» **Set exercise**
Restate the entire listing word for word.

» **Records provided**
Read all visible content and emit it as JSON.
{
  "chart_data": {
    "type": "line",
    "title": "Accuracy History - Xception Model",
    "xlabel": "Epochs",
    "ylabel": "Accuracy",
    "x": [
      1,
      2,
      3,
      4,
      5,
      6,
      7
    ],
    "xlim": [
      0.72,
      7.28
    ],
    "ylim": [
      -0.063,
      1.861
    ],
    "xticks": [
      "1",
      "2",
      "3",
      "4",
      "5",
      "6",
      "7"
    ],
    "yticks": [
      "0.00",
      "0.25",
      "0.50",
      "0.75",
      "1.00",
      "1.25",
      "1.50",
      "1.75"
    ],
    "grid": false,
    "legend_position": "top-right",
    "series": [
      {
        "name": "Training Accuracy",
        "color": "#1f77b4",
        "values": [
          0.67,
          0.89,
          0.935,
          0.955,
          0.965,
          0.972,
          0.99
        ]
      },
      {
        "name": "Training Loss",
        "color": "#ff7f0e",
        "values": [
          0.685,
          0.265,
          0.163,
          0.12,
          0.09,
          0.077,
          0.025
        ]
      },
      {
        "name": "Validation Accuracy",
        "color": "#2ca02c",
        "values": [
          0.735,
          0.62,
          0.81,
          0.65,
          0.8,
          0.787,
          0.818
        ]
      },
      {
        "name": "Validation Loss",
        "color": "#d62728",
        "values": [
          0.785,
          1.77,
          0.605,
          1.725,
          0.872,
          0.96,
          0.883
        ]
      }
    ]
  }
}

» **Task solution**
Read all visible content and emit it as JSON.
{
  "chart_data": {
    "type": "line",
    "title": "Accuracy History - Xception Model",
    "xlabel": "Epochs",
    "ylabel": "Accuracy",
    "x": [
      1,
      2,
      3,
      4,
      5,
      6,
      7
    ],
    "xlim": [
      0.72,
      7.28
    ],
    "ylim": [
      -0.063,
      1.861
    ],
    "xticks": [
      "1",
      "2",
      "3",
      "4",
      "5",
      "6",
      "7"
    ],
    "yticks": [
      "0.00",
      "0.25",
      "0.50",
      "0.75",
      "1.00",
      "1.25",
      "1.50",
      "1.75"
    ],
    "grid": false,
    "legend_position": "top-right",
    "series": [
      {
        "name": "Training Accuracy",
        "color": "#1f77b4",
        "values": [
          0.67,
          0.89,
          0.935,
          0.955,
          0.965,
          0.972,
          0.99
        ]
      },
      {
        "name": "Training Loss",
        "color": "#ff7f0e",
        "values": [
          0.685,
          0.265,
          0.163,
          0.12,
          0.09,
          0.077,
          0.025
        ]
      },
      {
        "name": "Validation Accuracy",
        "color": "#2ca02c",
        "values": [
          0.735,
          0.62,
          0.81,
          0.65,
          0.8,
          0.787,
          0.818
        ]
      },
      {
        "name": "Validation Loss",
        "color": "#d62728",
        "values": [
          0.785,
          1.77,
          0.605,
          1.725,
          0.872,
          0.96,
          0.883
        ]
      }
    ]
  }
}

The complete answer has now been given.